- _PROBLEM TO WORK ON_
Output every entry exactly as given.

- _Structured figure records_
____________
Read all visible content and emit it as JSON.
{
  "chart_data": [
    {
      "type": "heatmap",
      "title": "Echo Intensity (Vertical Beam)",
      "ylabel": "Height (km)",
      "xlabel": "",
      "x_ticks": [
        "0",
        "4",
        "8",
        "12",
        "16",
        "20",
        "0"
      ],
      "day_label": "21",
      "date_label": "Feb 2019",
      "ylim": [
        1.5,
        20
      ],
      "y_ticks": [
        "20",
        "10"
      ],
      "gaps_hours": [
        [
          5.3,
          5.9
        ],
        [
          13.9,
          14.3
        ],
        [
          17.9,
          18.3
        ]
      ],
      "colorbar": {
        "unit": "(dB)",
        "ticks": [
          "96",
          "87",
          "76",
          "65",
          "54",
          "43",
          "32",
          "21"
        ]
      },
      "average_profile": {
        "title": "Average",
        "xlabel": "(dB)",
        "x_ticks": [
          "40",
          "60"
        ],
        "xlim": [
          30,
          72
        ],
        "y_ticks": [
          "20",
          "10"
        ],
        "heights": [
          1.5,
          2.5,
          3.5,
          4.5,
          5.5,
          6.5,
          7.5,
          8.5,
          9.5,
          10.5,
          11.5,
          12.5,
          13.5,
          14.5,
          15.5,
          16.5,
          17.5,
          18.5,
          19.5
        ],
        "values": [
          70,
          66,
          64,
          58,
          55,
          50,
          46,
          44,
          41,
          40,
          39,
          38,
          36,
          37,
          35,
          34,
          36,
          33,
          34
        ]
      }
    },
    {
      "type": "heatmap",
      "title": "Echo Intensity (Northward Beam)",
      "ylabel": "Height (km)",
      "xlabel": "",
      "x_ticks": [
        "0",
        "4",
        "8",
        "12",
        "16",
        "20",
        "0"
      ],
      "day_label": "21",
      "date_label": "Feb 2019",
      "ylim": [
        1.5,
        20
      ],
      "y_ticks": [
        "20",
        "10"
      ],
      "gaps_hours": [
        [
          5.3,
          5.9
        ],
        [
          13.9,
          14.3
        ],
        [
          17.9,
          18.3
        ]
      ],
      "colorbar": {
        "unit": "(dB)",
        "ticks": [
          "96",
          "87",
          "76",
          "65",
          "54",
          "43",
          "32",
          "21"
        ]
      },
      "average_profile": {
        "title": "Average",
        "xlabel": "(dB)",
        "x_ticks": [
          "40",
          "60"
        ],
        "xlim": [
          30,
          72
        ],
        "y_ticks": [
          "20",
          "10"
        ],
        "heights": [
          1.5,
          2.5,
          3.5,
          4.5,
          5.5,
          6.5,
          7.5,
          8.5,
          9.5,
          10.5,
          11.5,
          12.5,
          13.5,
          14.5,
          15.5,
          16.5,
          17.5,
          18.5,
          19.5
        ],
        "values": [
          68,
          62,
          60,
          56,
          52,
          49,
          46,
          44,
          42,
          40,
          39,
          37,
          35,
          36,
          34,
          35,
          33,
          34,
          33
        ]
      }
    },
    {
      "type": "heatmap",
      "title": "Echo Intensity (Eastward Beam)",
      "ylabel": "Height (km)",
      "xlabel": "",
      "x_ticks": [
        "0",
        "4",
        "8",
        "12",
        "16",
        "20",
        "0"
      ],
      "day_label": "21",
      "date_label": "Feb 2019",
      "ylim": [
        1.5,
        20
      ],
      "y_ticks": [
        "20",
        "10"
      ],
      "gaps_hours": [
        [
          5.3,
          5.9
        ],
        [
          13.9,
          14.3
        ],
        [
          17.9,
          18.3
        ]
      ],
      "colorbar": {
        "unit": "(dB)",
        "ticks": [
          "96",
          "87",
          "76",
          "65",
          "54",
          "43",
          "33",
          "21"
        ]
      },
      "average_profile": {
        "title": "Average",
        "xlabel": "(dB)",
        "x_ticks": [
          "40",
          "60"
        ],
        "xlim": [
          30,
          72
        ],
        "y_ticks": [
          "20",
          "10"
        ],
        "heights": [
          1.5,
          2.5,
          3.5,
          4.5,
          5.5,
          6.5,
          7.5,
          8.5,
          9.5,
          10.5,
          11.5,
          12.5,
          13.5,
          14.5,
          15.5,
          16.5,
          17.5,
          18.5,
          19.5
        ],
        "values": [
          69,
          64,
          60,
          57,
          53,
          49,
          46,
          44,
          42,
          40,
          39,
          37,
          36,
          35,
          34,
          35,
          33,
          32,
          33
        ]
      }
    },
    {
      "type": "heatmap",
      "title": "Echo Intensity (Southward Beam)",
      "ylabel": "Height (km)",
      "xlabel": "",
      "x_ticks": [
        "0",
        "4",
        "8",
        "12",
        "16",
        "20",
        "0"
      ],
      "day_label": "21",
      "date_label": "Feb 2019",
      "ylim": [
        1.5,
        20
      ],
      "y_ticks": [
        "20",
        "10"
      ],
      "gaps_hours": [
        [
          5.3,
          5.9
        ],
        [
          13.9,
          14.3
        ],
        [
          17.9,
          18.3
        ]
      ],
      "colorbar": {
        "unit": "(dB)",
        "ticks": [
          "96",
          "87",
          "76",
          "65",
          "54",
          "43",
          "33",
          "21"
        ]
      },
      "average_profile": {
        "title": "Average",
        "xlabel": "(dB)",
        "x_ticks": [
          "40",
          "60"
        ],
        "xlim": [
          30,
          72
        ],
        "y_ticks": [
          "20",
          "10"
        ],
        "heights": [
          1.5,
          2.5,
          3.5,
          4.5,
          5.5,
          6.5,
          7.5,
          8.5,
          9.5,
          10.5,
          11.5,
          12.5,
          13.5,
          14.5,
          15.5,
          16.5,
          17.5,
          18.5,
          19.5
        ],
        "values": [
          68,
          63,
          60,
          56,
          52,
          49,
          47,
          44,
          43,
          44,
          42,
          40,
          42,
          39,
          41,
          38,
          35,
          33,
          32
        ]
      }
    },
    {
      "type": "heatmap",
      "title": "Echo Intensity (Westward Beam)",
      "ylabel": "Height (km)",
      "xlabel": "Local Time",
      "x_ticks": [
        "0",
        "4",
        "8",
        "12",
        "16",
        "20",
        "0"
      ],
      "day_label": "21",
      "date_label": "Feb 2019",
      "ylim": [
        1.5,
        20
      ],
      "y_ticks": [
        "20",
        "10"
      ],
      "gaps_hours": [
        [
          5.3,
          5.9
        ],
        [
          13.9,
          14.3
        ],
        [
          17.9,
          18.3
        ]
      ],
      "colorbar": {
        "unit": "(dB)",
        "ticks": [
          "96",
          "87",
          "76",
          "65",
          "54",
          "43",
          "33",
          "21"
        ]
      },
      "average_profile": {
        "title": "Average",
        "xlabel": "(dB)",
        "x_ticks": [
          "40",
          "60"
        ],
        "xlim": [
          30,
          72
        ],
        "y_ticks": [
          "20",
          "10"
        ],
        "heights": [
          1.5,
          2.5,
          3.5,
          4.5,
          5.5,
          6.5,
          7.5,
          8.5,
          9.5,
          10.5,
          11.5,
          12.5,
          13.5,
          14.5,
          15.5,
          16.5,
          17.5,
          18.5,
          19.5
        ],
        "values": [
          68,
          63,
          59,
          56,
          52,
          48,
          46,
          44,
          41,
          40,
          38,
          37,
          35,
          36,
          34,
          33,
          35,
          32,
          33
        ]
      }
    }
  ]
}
____________
- _WORKED ANSWER_
Read all visible content and emit it as JSON.
{
  "chart_data": [
    {
      "type": "heatmap",
      "title": "Echo Intensity (Vertical Beam)",
      "ylabel": "Height (km)",
      "xlabel": "",
      "x_ticks": [
        "0",
        "4",
        "8",
        "12",
        "16",
        "20",
        "0"
      ],
      "day_label": "21",
      "date_label": "Feb 2019",
      "ylim": [
        1.5,
        20
      ],
      "y_ticks": [
        "20",
        "10"
      ],
      "gaps_hours": [
        [
          5.3,
          5.9
        ],
        [
          13.9,
          14.3
        ],
        [
          17.9,
          18.3
        ]
      ],
      "colorbar": {
        "unit": "(dB)",
        "ticks": [
          "96",
          "87",
          "76",
          "65",
          "54",
          "43",
          "32",
          "21"
        ]
      },
      "average_profile": {
        "title": "Average",
        "xlabel": "(dB)",
        "x_ticks": [
          "40",
          "60"
        ],
        "xlim": [
          30,
          72
        ],
        "y_ticks": [
          "20",
          "10"
        ],
        "heights": [
          1.5,
          2.5,
          3.5,
          4.5,
          5.5,
          6.5,
          7.5,
          8.5,
          9.5,
          10.5,
          11.5,
          12.5,
          13.5,
          14.5,
          15.5,
          16.5,
          17.5,
          18.5,
          19.5
        ],
        "values": [
          70,
          66,
          64,
          58,
          55,
          50,
          46,
          44,
          41,
          40,
          39,
          38,
          36,
          37,
          35,
          34,
          36,
          33,
          34
        ]
      }
    },
    {
      "type": "heatmap",
      "title": "Echo Intensity (Northward Beam)",
      "ylabel": "Height (km)",
      "xlabel": "",
      "x_ticks": [
        "0",
        "4",
        "8",
        "12",
        "16",
        "20",
        "0"
      ],
      "day_label": "21",
      "date_label": "Feb 2019",
      "ylim": [
        1.5,
        20
      ],
      "y_ticks": [
        "20",
        "10"
      ],
      "gaps_hours": [
        [
          5.3,
          5.9
        ],
        [
          13.9,
          14.3
        ],
        [
          17.9,
          18.3
        ]
      ],
      "colorbar": {
        "unit": "(dB)",
        "ticks": [
          "96",
          "87",
          "76",
          "65",
          "54",
          "43",
          "32",
          "21"
        ]
      },
      "average_profile": {
        "title": "Average",
        "xlabel": "(dB)",
        "x_ticks": [
          "40",
          "60"
        ],
        "xlim": [
          30,
          72
        ],
        "y_ticks": [
          "20",
          "10"
        ],
        "heights": [
          1.5,
          2.5,
          3.5,
          4.5,
          5.5,
          6.5,
          7.5,
          8.5,
          9.5,
          10.5,
          11.5,
          12.5,
          13.5,
          14.5,
          15.5,
          16.5,
          17.5,
          18.5,
          19.5
        ],
        "values": [
          68,
          62,
          60,
          56,
          52,
          49,
          46,
          44,
          42,
          40,
          39,
          37,
          35,
          36,
          34,
          35,
          33,
          34,
          33
        ]
      }
    },
    {
      "type": "heatmap",
      "title": "Echo Intensity (Eastward Beam)",
      "ylabel": "Height (km)",
      "xlabel": "",
      "x_ticks": [
        "0",
        "4",
        "8",
        "12",
        "16",
        "20",
        "0"
      ],
      "day_label": "21",
      "date_label": "Feb 2019",
      "ylim": [
        1.5,
        20
      ],
      "y_ticks": [
        "20",
        "10"
      ],
      "gaps_hours": [
        [
          5.3,
          5.9
        ],
        [
          13.9,
          14.3
        ],
        [
          17.9,
          18.3
        ]
      ],
      "colorbar": {
        "unit": "(dB)",
        "ticks": [
          "96",
          "87",
          "76",
          "65",
          "54",
          "43",
          "33",
          "21"
        ]
      },
      "average_profile": {
        "title": "Average",
        "xlabel": "(dB)",
        "x_ticks": [
          "40",
          "60"
        ],
        "xlim": [
          30,
          72
        ],
        "y_ticks": [
          "20",
          "10"
        ],
        "heights": [
          1.5,
          2.5,
          3.5,
          4.5,
          5.5,
          6.5,
          7.5,
          8.5,
          9.5,
          10.5,
          11.5,
          12.5,
          13.5,
          14.5,
          15.5,
          16.5,
          17.5,
          18.5,
          19.5
        ],
        "values": [
          69,
          64,
          60,
          57,
          53,
          49,
          46,
          44,
          42,
          40,
          39,
          37,
          36,
          35,
          34,
          35,
          33,
          32,
          33
        ]
      }
    },
    {
      "type": "heatmap",
      "title": "Echo Intensity (Southward Beam)",
      "ylabel": "Height (km)",
      "xlabel": "",
      "x_ticks": [
        "0",
        "4",
        "8",
        "12",
        "16",
        "20",
        "0"
      ],
      "day_label": "21",
      "date_label": "Feb 2019",
      "ylim": [
        1.5,
        20
      ],
      "y_ticks": [
        "20",
        "10"
      ],
      "gaps_hours": [
        [
          5.3,
          5.9
        ],
        [
          13.9,
          14.3
        ],
        [
          17.9,
          18.3
        ]
      ],
      "colorbar": {
        "unit": "(dB)",
        "ticks": [
          "96",
          "87",
          "76",
          "65",
          "54",
          "43",
          "33",
          "21"
        ]
      },
      "average_profile": {
        "title": "Average",
        "xlabel": "(dB)",
        "x_ticks": [
          "40",
          "60"
        ],
        "xlim": [
          30,
          72
        ],
        "y_ticks": [
          "20",
          "10"
        ],
        "heights": [
          1.5,
          2.5,
          3.5,
          4.5,
          5.5,
          6.5,
          7.5,
          8.5,
          9.5,
          10.5,
          11.5,
          12.5,
          13.5,
          14.5,
          15.5,
          16.5,
          17.5,
          18.5,
          19.5
        ],
        "values": [
          68,
          63,
          60,
          56,
          52,
          49,
          47,
          44,
          43,
          44,
          42,
          40,
          42,
          39,
          41,
          38,
          35,
          33,
          32
        ]
      }
    },
    {
      "type": "heatmap",
      "title": "Echo Intensity (Westward Beam)",
      "ylabel": "Height (km)",
      "xlabel": "Local Time",
      "x_ticks": [
        "0",
        "4",
        "8",
        "12",
        "16",
        "20",
        "0"
      ],
      "day_label": "21",
      "date_label": "Feb 2019",
      "ylim": [
        1.5,
        20
      ],
      "y_ticks": [
        "20",
        "10"
      ],
      "gaps_hours": [
        [
          5.3,
          5.9
        ],
        [
          13.9,
          14.3
        ],
        [
          17.9,
          18.3
        ]
      ],
      "colorbar": {
        "unit": "(dB)",
        "ticks": [
          "96",
          "87",
          "76",
          "65",
          "54",
          "43",
          "33",
          "21"
        ]
      },
      "average_profile": {
        "title": "Average",
        "xlabel": "(dB)",
        "x_ticks": [
          "40",
          "60"
        ],
        "xlim": [
          30,
          72
        ],
        "y_ticks": [
          "20",
          "10"
        ],
        "heights": [
          1.5,
          2.5,
          3.5,
          4.5,
          5.5,
          6.5,
          7.5,
          8.5,
          9.5,
          10.5,
          11.5,
          12.5,
          13.5,
          14.5,
          15.5,
          16.5,
          17.5,
          18.5,
          19.5
        ],
        "values": [
          68,
          63,
          59,
          56,
          52,
          48,
          46,
          44,
          41,
          40,
          38,
          37,
          35,
          36,
          34,
          33,
          35,
          32,
          33
        ]
      }
    }
  ]
}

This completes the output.